- **Dataset**:
━━━━━━━━━━━━━━━━
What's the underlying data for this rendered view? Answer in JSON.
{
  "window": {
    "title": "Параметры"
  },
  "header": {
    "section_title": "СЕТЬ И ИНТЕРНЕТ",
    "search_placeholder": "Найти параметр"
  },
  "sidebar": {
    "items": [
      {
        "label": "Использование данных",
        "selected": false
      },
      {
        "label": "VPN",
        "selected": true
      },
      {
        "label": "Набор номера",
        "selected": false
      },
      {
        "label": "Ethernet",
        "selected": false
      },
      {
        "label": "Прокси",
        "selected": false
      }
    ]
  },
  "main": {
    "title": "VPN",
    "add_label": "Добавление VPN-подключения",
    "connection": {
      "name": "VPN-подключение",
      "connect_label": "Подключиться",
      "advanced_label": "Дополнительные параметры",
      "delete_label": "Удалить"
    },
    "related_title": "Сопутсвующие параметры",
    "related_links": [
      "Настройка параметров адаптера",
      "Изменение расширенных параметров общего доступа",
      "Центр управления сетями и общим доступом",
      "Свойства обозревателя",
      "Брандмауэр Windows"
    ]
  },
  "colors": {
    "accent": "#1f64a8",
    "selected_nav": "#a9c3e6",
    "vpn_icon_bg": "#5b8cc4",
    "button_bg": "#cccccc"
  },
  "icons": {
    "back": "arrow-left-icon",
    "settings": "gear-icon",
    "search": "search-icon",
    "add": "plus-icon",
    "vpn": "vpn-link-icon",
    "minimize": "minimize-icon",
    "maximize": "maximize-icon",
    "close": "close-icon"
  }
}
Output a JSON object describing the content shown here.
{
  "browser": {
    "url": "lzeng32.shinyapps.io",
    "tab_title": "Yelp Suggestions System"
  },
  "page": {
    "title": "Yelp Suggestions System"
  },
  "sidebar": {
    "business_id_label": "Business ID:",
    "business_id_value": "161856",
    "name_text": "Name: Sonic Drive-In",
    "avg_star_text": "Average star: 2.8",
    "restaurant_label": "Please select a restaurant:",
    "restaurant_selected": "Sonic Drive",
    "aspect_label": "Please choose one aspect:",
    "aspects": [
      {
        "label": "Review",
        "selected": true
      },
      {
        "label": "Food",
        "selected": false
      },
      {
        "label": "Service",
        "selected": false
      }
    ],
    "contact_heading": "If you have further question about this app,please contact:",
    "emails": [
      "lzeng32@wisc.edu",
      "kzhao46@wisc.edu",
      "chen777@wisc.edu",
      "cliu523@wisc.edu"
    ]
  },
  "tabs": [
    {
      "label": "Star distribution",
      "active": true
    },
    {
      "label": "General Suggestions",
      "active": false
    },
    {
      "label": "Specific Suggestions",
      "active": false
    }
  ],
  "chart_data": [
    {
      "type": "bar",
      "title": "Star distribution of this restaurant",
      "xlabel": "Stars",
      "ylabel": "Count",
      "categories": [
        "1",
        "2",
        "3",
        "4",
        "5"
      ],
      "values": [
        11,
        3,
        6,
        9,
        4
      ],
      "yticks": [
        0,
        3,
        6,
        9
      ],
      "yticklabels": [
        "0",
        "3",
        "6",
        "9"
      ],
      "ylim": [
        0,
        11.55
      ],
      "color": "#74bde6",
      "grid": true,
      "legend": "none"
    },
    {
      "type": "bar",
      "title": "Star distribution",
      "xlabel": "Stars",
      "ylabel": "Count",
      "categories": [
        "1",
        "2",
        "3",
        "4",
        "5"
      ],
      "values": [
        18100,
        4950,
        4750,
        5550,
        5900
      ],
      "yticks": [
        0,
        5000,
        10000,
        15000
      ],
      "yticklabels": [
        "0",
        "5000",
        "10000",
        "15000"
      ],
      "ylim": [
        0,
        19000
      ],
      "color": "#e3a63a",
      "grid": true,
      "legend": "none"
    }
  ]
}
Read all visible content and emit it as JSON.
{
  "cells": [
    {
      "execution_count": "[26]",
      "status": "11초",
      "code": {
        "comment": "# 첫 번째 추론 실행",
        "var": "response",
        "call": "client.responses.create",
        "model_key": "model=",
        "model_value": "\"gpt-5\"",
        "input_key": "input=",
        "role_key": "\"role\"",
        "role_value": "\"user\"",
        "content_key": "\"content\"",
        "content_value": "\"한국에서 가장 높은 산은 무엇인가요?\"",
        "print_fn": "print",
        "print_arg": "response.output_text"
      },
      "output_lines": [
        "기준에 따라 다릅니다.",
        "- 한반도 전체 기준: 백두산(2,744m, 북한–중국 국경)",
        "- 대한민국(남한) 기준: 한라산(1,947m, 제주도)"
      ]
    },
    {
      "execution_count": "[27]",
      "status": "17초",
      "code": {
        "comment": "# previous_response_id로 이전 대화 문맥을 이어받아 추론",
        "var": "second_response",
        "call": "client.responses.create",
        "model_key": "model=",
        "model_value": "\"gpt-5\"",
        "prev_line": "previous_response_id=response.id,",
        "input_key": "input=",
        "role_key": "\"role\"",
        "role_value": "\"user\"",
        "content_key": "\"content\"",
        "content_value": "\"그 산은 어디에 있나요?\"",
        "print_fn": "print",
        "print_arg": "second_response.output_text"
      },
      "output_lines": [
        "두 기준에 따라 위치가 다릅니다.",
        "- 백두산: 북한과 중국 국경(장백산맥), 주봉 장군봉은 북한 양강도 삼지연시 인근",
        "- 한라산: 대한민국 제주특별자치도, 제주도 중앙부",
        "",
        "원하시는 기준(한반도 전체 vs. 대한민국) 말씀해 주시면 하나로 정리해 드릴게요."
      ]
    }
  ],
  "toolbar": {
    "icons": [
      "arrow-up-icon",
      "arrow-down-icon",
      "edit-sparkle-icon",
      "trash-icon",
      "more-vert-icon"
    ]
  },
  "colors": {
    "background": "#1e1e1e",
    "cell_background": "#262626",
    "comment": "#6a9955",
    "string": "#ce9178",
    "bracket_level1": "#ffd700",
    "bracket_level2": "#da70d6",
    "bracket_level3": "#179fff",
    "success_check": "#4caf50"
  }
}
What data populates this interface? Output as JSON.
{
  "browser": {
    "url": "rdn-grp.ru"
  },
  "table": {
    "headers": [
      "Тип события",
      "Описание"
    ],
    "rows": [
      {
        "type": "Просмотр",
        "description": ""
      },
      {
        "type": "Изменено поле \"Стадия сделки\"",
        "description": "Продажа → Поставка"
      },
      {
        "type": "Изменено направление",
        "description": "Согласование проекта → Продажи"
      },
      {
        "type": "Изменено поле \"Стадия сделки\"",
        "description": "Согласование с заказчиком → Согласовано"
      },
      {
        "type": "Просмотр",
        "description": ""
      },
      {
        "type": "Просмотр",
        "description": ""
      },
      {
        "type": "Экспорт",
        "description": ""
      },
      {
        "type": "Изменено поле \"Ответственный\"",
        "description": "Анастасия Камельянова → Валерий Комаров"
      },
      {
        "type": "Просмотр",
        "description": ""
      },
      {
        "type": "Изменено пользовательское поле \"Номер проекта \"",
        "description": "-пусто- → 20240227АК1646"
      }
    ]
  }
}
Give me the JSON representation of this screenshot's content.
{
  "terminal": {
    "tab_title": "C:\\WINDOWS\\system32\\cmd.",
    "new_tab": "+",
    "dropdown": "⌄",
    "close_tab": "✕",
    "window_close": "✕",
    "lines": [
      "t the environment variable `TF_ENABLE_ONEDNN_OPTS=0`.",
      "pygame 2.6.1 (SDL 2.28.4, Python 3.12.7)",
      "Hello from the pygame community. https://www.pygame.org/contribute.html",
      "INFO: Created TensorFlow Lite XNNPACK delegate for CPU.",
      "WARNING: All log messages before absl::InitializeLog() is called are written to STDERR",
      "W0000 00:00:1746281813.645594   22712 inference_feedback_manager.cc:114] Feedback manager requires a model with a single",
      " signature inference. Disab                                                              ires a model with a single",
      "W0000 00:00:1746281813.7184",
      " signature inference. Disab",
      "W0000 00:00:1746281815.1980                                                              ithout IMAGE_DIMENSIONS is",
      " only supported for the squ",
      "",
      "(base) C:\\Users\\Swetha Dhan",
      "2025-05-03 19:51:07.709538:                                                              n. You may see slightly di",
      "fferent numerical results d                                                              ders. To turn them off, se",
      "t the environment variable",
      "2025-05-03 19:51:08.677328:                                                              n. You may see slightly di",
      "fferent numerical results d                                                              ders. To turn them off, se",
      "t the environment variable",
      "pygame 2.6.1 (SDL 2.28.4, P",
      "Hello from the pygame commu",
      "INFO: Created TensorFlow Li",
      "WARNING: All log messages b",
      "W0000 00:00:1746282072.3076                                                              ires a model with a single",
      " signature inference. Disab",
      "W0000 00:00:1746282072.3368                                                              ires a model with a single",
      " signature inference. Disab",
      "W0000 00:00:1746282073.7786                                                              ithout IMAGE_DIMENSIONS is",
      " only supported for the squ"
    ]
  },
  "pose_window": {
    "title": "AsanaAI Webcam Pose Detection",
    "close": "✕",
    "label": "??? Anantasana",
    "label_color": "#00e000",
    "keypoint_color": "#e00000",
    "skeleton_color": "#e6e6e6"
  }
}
━━━━━━━━━━━━━━━━
- **The request**: Count the lines above that contain the word "from", and reply with only that number.

- **Final result**: 2